■ Material for this exercise
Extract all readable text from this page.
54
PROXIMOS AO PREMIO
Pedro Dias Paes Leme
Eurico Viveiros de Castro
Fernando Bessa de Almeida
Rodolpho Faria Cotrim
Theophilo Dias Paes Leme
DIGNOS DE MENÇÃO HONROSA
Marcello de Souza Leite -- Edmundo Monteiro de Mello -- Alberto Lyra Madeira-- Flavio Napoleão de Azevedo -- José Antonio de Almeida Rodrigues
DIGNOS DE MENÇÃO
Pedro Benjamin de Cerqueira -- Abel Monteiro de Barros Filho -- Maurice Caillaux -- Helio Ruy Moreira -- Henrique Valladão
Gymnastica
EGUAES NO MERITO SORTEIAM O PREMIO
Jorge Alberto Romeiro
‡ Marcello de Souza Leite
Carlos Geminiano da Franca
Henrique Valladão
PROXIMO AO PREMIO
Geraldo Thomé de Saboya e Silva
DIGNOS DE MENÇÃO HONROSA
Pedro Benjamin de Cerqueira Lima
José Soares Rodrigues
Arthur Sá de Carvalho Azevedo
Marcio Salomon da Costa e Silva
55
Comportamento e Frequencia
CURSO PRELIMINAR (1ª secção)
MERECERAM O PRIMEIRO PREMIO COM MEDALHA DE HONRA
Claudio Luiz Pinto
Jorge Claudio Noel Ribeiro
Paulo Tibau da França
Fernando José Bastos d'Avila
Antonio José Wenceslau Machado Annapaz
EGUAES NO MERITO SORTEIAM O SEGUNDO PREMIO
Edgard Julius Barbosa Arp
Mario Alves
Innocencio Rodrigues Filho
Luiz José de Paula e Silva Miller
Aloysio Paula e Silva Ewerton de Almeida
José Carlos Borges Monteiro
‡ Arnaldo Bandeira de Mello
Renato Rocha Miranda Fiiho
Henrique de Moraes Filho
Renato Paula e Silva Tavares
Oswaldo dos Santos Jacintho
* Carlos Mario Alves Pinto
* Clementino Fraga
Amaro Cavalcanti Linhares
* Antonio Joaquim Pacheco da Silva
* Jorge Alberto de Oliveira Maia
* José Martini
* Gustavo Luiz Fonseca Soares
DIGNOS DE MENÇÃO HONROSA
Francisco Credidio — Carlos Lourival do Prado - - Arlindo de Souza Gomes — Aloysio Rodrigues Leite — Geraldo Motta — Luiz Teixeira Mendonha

■ To do
Give only a number: how many lines of the data hold the string "Pedro"?

■ Solved exercise
3